Dataset items:
======

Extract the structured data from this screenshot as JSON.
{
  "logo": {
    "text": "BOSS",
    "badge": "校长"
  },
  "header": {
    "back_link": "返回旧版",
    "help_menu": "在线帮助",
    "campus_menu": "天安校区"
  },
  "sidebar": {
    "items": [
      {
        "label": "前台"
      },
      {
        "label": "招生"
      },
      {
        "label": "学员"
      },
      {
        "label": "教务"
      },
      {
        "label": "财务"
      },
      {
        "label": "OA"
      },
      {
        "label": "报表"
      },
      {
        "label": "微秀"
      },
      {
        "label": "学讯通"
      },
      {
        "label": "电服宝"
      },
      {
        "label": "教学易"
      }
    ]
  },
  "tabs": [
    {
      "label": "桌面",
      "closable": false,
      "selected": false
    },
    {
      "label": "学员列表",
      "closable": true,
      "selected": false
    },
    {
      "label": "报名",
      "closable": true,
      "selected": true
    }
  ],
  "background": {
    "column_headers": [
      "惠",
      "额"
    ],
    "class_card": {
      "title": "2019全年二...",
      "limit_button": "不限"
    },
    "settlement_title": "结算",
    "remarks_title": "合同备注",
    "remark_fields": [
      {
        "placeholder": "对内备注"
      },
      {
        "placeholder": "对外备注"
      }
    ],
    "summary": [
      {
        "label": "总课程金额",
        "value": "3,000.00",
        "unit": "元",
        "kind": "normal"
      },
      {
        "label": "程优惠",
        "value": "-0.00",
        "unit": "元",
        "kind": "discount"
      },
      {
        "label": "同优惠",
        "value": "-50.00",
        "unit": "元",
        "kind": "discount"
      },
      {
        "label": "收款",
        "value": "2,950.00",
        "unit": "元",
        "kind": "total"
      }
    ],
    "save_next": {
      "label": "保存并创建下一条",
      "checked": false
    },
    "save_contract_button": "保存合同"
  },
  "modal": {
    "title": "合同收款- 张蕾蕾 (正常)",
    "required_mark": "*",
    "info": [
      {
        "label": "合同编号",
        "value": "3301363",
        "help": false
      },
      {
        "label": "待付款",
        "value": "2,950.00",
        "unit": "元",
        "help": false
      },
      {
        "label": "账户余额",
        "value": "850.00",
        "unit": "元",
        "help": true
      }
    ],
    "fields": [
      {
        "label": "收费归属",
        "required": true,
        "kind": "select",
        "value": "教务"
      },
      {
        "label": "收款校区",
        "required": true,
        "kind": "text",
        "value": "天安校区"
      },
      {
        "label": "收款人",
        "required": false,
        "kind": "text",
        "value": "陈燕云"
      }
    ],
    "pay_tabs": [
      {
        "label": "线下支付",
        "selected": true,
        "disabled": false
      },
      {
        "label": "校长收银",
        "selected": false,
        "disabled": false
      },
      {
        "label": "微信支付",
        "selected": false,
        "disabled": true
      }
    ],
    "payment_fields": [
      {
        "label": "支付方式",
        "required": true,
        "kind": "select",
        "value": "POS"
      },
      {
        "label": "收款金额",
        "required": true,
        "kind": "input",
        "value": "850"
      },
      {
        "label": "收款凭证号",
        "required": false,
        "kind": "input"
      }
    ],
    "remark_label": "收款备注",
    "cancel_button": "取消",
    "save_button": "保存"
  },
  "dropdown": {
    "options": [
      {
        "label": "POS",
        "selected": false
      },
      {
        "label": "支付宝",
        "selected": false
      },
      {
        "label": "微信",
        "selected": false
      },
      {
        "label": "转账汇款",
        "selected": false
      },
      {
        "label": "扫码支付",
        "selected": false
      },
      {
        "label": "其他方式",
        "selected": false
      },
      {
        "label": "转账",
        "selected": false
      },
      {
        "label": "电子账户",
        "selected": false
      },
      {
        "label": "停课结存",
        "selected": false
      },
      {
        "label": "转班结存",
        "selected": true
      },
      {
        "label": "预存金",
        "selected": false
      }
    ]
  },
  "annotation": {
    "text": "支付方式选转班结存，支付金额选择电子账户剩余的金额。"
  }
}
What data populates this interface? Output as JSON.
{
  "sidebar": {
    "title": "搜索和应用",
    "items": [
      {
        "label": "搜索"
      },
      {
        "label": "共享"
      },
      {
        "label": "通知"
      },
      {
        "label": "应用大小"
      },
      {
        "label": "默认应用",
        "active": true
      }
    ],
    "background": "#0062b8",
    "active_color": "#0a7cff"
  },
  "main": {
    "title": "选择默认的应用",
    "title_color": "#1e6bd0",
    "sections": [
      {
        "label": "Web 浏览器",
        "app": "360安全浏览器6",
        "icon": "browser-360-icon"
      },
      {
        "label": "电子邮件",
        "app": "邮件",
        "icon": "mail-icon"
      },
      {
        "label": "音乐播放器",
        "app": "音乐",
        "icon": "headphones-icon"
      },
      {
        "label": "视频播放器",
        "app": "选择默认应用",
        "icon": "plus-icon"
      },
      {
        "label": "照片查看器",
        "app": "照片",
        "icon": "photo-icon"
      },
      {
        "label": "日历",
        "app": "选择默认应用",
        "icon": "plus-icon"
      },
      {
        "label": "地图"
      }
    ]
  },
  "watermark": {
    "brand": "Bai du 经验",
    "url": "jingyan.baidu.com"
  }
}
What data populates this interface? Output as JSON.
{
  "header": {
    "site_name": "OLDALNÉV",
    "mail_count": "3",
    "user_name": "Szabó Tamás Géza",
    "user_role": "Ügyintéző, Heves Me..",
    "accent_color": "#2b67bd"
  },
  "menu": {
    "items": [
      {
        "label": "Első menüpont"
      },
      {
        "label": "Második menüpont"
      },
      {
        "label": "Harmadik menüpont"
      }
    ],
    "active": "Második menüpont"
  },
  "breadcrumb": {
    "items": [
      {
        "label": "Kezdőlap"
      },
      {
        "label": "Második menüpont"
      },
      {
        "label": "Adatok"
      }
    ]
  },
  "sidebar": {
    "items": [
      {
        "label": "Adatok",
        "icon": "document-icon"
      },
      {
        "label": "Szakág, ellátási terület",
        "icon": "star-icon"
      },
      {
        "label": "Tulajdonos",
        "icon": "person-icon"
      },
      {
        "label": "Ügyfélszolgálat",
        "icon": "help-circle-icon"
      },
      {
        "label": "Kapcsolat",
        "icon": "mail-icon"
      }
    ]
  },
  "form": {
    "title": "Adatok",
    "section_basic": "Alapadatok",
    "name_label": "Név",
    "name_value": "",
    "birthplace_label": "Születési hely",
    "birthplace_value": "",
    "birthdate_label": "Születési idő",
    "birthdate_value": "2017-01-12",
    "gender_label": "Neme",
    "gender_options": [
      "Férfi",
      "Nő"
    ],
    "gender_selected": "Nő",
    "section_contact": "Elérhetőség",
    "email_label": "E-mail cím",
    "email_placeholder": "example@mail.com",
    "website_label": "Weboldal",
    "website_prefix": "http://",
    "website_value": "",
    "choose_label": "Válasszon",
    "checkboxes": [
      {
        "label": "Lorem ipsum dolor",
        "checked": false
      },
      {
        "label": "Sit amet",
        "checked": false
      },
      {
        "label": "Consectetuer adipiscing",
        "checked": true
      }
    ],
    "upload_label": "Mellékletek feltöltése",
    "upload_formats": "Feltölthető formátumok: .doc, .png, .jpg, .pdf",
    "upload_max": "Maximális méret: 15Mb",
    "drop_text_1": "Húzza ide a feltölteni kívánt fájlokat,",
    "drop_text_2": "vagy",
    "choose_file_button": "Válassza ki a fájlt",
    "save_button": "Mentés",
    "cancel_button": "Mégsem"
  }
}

======

*Exercise directions:* Give every line of the material again, exactly as it reads.

*Problem solution:*
Extract the structured data from this screenshot as JSON.
{
  "logo": {
    "text": "BOSS",
    "badge": "校长"
  },
  "header": {
    "back_link": "返回旧版",
    "help_menu": "在线帮助",
    "campus_menu": "天安校区"
  },
  "sidebar": {
    "items": [
      {
        "label": "前台"
      },
      {
        "label": "招生"
      },
      {
        "label": "学员"
      },
      {
        "label": "教务"
      },
      {
        "label": "财务"
      },
      {
        "label": "OA"
      },
      {
        "label": "报表"
      },
      {
        "label": "微秀"
      },
      {
        "label": "学讯通"
      },
      {
        "label": "电服宝"
      },
      {
        "label": "教学易"
      }
    ]
  },
  "tabs": [
    {
      "label": "桌面",
      "closable": false,
      "selected": false
    },
    {
      "label": "学员列表",
      "closable": true,
      "selected": false
    },
    {
      "label": "报名",
      "closable": true,
      "selected": true
    }
  ],
  "background": {
    "column_headers": [
      "惠",
      "额"
    ],
    "class_card": {
      "title": "2019全年二...",
      "limit_button": "不限"
    },
    "settlement_title": "结算",
    "remarks_title": "合同备注",
    "remark_fields": [
      {
        "placeholder": "对内备注"
      },
      {
        "placeholder": "对外备注"
      }
    ],
    "summary": [
      {
        "label": "总课程金额",
        "value": "3,000.00",
        "unit": "元",
        "kind": "normal"
      },
      {
        "label": "程优惠",
        "value": "-0.00",
        "unit": "元",
        "kind": "discount"
      },
      {
        "label": "同优惠",
        "value": "-50.00",
        "unit": "元",
        "kind": "discount"
      },
      {
        "label": "收款",
        "value": "2,950.00",
        "unit": "元",
        "kind": "total"
      }
    ],
    "save_next": {
      "label": "保存并创建下一条",
      "checked": false
    },
    "save_contract_button": "保存合同"
  },
  "modal": {
    "title": "合同收款- 张蕾蕾 (正常)",
    "required_mark": "*",
    "info": [
      {
        "label": "合同编号",
        "value": "3301363",
        "help": false
      },
      {
        "label": "待付款",
        "value": "2,950.00",
        "unit": "元",
        "help": false
      },
      {
        "label": "账户余额",
        "value": "850.00",
        "unit": "元",
        "help": true
      }
    ],
    "fields": [
      {
        "label": "收费归属",
        "required": true,
        "kind": "select",
        "value": "教务"
      },
      {
        "label": "收款校区",
        "required": true,
        "kind": "text",
        "value": "天安校区"
      },
      {
        "label": "收款人",
        "required": false,
        "kind": "text",
        "value": "陈燕云"
      }
    ],
    "pay_tabs": [
      {
        "label": "线下支付",
        "selected": true,
        "disabled": false
      },
      {
        "label": "校长收银",
        "selected": false,
        "disabled": false
      },
      {
        "label": "微信支付",
        "selected": false,
        "disabled": true
      }
    ],
    "payment_fields": [
      {
        "label": "支付方式",
        "required": true,
        "kind": "select",
        "value": "POS"
      },
      {
        "label": "收款金额",
        "required": true,
        "kind": "input",
        "value": "850"
      },
      {
        "label": "收款凭证号",
        "required": false,
        "kind": "input"
      }
    ],
    "remark_label": "收款备注",
    "cancel_button": "取消",
    "save_button": "保存"
  },
  "dropdown": {
    "options": [
      {
        "label": "POS",
        "selected": false
      },
      {
        "label": "支付宝",
        "selected": false
      },
      {
        "label": "微信",
        "selected": false
      },
      {
        "label": "转账汇款",
        "selected": false
      },
      {
        "label": "扫码支付",
        "selected": false
      },
      {
        "label": "其他方式",
        "selected": false
      },
      {
        "label": "转账",
        "selected": false
      },
      {
        "label": "电子账户",
        "selected": false
      },
      {
        "label": "停课结存",
        "selected": false
      },
      {
        "label": "转班结存",
        "selected": true
      },
      {
        "label": "预存金",
        "selected": false
      }
    ]
  },
  "annotation": {
    "text": "支付方式选转班结存，支付金额选择电子账户剩余的金额。"
  }
}
What data populates this interface? Output as JSON.
{
  "sidebar": {
    "title": "搜索和应用",
    "items": [
      {
        "label": "搜索"
      },
      {
        "label": "共享"
      },
      {
        "label": "通知"
      },
      {
        "label": "应用大小"
      },
      {
        "label": "默认应用",
        "active": true
      }
    ],
    "background": "#0062b8",
    "active_color": "#0a7cff"
  },
  "main": {
    "title": "选择默认的应用",
    "title_color": "#1e6bd0",
    "sections": [
      {
        "label": "Web 浏览器",
        "app": "360安全浏览器6",
        "icon": "browser-360-icon"
      },
      {
        "label": "电子邮件",
        "app": "邮件",
        "icon": "mail-icon"
      },
      {
        "label": "音乐播放器",
        "app": "音乐",
        "icon": "headphones-icon"
      },
      {
        "label": "视频播放器",
        "app": "选择默认应用",
        "icon": "plus-icon"
      },
      {
        "label": "照片查看器",
        "app": "照片",
        "icon": "photo-icon"
      },
      {
        "label": "日历",
        "app": "选择默认应用",
        "icon": "plus-icon"
      },
      {
        "label": "地图"
      }
    ]
  },
  "watermark": {
    "brand": "Bai du 经验",
    "url": "jingyan.baidu.com"
  }
}
What data populates this interface? Output as JSON.
{
  "header": {
    "site_name": "OLDALNÉV",
    "mail_count": "3",
    "user_name": "Szabó Tamás Géza",
    "user_role": "Ügyintéző, Heves Me..",
    "accent_color": "#2b67bd"
  },
  "menu": {
    "items": [
      {
        "label": "Első menüpont"
      },
      {
        "label": "Második menüpont"
      },
      {
        "label": "Harmadik menüpont"
      }
    ],
    "active": "Második menüpont"
  },
  "breadcrumb": {
    "items": [
      {
        "label": "Kezdőlap"
      },
      {
        "label": "Második menüpont"
      },
      {
        "label": "Adatok"
      }
    ]
  },
  "sidebar": {
    "items": [
      {
        "label": "Adatok",
        "icon": "document-icon"
      },
      {
        "label": "Szakág, ellátási terület",
        "icon": "star-icon"
      },
      {
        "label": "Tulajdonos",
        "icon": "person-icon"
      },
      {
        "label": "Ügyfélszolgálat",
        "icon": "help-circle-icon"
      },
      {
        "label": "Kapcsolat",
        "icon": "mail-icon"
      }
    ]
  },
  "form": {
    "title": "Adatok",
    "section_basic": "Alapadatok",
    "name_label": "Név",
    "name_value": "",
    "birthplace_label": "Születési hely",
    "birthplace_value": "",
    "birthdate_label": "Születési idő",
    "birthdate_value": "2017-01-12",
    "gender_label": "Neme",
    "gender_options": [
      "Férfi",
      "Nő"
    ],
    "gender_selected": "Nő",
    "section_contact": "Elérhetőség",
    "email_label": "E-mail cím",
    "email_placeholder": "example@mail.com",
    "website_label": "Weboldal",
    "website_prefix": "http://",
    "website_value": "",
    "choose_label": "Válasszon",
    "checkboxes": [
      {
        "label": "Lorem ipsum dolor",
        "checked": false
      },
      {
        "label": "Sit amet",
        "checked": false
      },
      {
        "label": "Consectetuer adipiscing",
        "checked": true
      }
    ],
    "upload_label": "Mellékletek feltöltése",
    "upload_formats": "Feltölthető formátumok: .doc, .png, .jpg, .pdf",
    "upload_max": "Maximális méret: 15Mb",
    "drop_text_1": "Húzza ide a feltölteni kívánt fájlokat,",
    "drop_text_2": "vagy",
    "choose_file_button": "Válassza ki a fájlt",
    "save_button": "Mentés",
    "cancel_button": "Mégsem"
  }
}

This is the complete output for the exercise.